## GOAL
Rewrite every line of the records below as a Markdown table with the columns "Row" and "Listing line," numbering the rows in order and leaving out any blank lines.

*** THE DATA ***

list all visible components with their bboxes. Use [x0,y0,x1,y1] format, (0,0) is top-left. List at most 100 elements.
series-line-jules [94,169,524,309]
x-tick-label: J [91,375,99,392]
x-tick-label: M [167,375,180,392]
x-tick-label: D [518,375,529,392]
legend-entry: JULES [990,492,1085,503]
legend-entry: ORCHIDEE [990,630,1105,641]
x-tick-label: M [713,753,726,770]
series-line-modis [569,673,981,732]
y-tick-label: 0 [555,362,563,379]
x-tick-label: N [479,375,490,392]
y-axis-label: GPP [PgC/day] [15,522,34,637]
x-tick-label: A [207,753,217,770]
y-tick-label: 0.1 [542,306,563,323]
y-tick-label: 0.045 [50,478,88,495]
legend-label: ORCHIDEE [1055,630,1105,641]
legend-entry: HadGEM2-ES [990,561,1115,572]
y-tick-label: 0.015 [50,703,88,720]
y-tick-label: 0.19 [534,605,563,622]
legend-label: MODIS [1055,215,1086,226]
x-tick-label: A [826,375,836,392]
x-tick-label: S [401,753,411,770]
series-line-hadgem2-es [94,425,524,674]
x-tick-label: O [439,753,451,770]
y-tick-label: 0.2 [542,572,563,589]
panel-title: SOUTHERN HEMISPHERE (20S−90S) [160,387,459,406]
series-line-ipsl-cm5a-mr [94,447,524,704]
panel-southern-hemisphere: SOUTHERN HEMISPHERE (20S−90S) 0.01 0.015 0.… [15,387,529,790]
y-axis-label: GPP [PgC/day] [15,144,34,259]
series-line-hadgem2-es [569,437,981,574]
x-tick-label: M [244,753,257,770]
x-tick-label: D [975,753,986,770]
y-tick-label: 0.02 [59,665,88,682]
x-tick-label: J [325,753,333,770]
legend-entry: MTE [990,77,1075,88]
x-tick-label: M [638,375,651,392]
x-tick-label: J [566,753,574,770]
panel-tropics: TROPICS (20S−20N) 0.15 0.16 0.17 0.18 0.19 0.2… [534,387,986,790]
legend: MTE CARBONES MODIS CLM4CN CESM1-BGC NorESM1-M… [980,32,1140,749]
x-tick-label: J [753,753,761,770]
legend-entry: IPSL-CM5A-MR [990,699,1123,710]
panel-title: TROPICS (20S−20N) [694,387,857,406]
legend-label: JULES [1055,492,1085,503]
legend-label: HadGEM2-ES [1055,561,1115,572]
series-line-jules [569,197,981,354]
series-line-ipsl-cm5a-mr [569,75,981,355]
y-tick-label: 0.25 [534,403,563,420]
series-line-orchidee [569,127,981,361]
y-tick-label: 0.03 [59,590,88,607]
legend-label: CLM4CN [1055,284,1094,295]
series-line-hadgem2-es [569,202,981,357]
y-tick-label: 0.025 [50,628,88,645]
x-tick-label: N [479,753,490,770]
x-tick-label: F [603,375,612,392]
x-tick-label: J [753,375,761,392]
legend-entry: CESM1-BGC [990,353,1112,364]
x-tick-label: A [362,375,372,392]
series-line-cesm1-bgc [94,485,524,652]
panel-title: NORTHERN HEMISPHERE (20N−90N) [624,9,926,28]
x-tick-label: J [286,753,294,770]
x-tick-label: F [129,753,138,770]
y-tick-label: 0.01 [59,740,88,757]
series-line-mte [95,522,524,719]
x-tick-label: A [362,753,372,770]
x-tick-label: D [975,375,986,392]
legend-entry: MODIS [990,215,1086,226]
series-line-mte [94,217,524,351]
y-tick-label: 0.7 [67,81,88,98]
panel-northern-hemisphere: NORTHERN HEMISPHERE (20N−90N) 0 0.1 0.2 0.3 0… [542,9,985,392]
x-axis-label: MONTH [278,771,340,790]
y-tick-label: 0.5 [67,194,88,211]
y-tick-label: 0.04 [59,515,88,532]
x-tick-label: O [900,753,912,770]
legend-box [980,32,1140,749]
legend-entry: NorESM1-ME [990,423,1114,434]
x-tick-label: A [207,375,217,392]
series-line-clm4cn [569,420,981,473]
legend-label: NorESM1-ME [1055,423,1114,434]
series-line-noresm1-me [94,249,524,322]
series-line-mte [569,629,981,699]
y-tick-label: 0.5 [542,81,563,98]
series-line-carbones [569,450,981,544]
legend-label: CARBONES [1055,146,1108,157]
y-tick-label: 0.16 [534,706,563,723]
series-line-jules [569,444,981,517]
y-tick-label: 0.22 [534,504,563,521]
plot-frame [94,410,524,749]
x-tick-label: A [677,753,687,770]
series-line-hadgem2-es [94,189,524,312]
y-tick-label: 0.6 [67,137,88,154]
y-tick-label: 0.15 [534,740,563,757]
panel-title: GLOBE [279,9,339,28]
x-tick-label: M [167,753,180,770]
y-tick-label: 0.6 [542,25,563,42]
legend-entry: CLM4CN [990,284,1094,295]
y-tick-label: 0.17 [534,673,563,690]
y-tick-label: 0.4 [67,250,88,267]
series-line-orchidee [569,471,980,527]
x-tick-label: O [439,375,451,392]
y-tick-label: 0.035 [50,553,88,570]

***

## SOLUTION TO THIS EXERCISE
| Row | Listing line |
|---|---|
| 1 | list all visible components with their bboxes. Use [x0,y0,x1,y1] format, (0,0) is top-left. List at most 100 elements. |
| 2 | series-line-jules [94,169,524,309] |
| 3 | x-tick-label: J [91,375,99,392] |
| 4 | x-tick-label: M [167,375,180,392] |
| 5 | x-tick-label: D [518,375,529,392] |
| 6 | legend-entry: JULES [990,492,1085,503] |
| 7 | legend-entry: ORCHIDEE [990,630,1105,641] |
| 8 | x-tick-label: M [713,753,726,770] |
| 9 | series-line-modis [569,673,981,732] |
| 10 | y-tick-label: 0 [555,362,563,379] |
| 11 | x-tick-label: N [479,375,490,392] |
| 12 | y-axis-label: GPP [PgC/day] [15,522,34,637] |
| 13 | x-tick-label: A [207,753,217,770] |
| 14 | y-tick-label: 0.1 [542,306,563,323] |
| 15 | y-tick-label: 0.045 [50,478,88,495] |
| 16 | legend-label: ORCHIDEE [1055,630,1105,641] |
| 17 | legend-entry: HadGEM2-ES [990,561,1115,572] |
| 18 | y-tick-label: 0.015 [50,703,88,720] |
| 19 | y-tick-label: 0.19 [534,605,563,622] |
| 20 | legend-label: MODIS [1055,215,1086,226] |
| 21 | x-tick-label: A [826,375,836,392] |
| 22 | x-tick-label: S [401,753,411,770] |
| 23 | series-line-hadgem2-es [94,425,524,674] |
| 24 | x-tick-label: O [439,753,451,770] |
| 25 | y-tick-label: 0.2 [542,572,563,589] |
| 26 | panel-title: SOUTHERN HEMISPHERE (20S−90S) [160,387,459,406] |
| 27 | series-line-ipsl-cm5a-mr [94,447,524,704] |
| 28 | panel-southern-hemisphere: SOUTHERN HEMISPHERE (20S−90S) 0.01 0.015 0.… [15,387,529,790] |
| 29 | y-axis-label: GPP [PgC/day] [15,144,34,259] |
| 30 | series-line-hadgem2-es [569,437,981,574] |
| 31 | x-tick-label: M [244,753,257,770] |
| 32 | x-tick-label: D [975,753,986,770] |
| 33 | y-tick-label: 0.02 [59,665,88,682] |
| 34 | x-tick-label: J [325,753,333,770] |
| 35 | legend-entry: MTE [990,77,1075,88] |
| 36 | x-tick-label: M [638,375,651,392] |
| 37 | x-tick-label: J [566,753,574,770] |
| 38 | panel-tropics: TROPICS (20S−20N) 0.15 0.16 0.17 0.18 0.19 0.2… [534,387,986,790] |
| 39 | legend: MTE CARBONES MODIS CLM4CN CESM1-BGC NorESM1-M… [980,32,1140,749] |
| 40 | x-tick-label: J [753,753,761,770] |
| 41 | legend-entry: IPSL-CM5A-MR [990,699,1123,710] |
| 42 | panel-title: TROPICS (20S−20N) [694,387,857,406] |
| 43 | legend-label: JULES [1055,492,1085,503] |
| 44 | legend-label: HadGEM2-ES [1055,561,1115,572] |
| 45 | series-line-jules [569,197,981,354] |
| 46 | series-line-ipsl-cm5a-mr [569,75,981,355] |
| 47 | y-tick-label: 0.25 [534,403,563,420] |
| 48 | series-line-orchidee [569,127,981,361] |
| 49 | y-tick-label: 0.03 [59,590,88,607] |
| 50 | legend-label: CLM4CN [1055,284,1094,295] |
| 51 | series-line-hadgem2-es [569,202,981,357] |
| 52 | y-tick-label: 0.025 [50,628,88,645] |
| 53 | x-tick-label: N [479,753,490,770] |
| 54 | x-tick-label: F [603,375,612,392] |
| 55 | x-tick-label: J [753,375,761,392] |
| 56 | legend-entry: CESM1-BGC [990,353,1112,364] |
| 57 | x-tick-label: A [362,375,372,392] |
| 58 | series-line-cesm1-bgc [94,485,524,652] |
| 59 | panel-title: NORTHERN HEMISPHERE (20N−90N) [624,9,926,28] |
| 60 | x-tick-label: J [286,753,294,770] |
| 61 | x-tick-label: F [129,753,138,770] |
| 62 | y-tick-label: 0.01 [59,740,88,757] |
| 63 | series-line-mte [95,522,524,719] |
| 64 | x-tick-label: A [362,753,372,770] |
| 65 | x-tick-label: D [975,375,986,392] |
| 66 | legend-entry: MODIS [990,215,1086,226] |
| 67 | series-line-mte [94,217,524,351] |
| 68 | y-tick-label: 0.7 [67,81,88,98] |
| 69 | panel-northern-hemisphere: NORTHERN HEMISPHERE (20N−90N) 0 0.1 0.2 0.3 0… [542,9,985,392] |
| 70 | x-axis-label: MONTH [278,771,340,790] |
| 71 | y-tick-label: 0.5 [67,194,88,211] |
| 72 | y-tick-label: 0.04 [59,515,88,532] |
| 73 | x-tick-label: O [900,753,912,770] |
| 74 | legend-box [980,32,1140,749] |
| 75 | legend-entry: NorESM1-ME [990,423,1114,434] |
| 76 | x-tick-label: A [207,375,217,392] |
| 77 | series-line-clm4cn [569,420,981,473] |
| 78 | legend-label: NorESM1-ME [1055,423,1114,434] |
| 79 | series-line-noresm1-me [94,249,524,322] |
| 80 | series-line-mte [569,629,981,699] |
| 81 | y-tick-label: 0.5 [542,81,563,98] |
| 82 | series-line-carbones [569,450,981,544] |
| 83 | legend-label: CARBONES [1055,146,1108,157] |
| 84 | y-tick-label: 0.16 [534,706,563,723] |
| 85 | series-line-jules [569,444,981,517] |
| 86 | y-tick-label: 0.22 [534,504,563,521] |
| 87 | plot-frame [94,410,524,749] |
| 88 | x-tick-label: A [677,753,687,770] |
| 89 | series-line-hadgem2-es [94,189,524,312] |
| 90 | y-tick-label: 0.6 [67,137,88,154] |
| 91 | y-tick-label: 0.15 [534,740,563,757] |
| 92 | panel-title: GLOBE [279,9,339,28] |
| 93 | x-tick-label: M [167,753,180,770] |
| 94 | y-tick-label: 0.6 [542,25,563,42] |
| 95 | legend-entry: CLM4CN [990,284,1094,295] |
| 96 | y-tick-label: 0.17 [534,673,563,690] |
| 97 | y-tick-label: 0.4 [67,250,88,267] |
| 98 | series-line-orchidee [569,471,980,527] |
| 99 | x-tick-label: O [439,375,451,392] |
| 100 | y-tick-label: 0.035 [50,553,88,570] |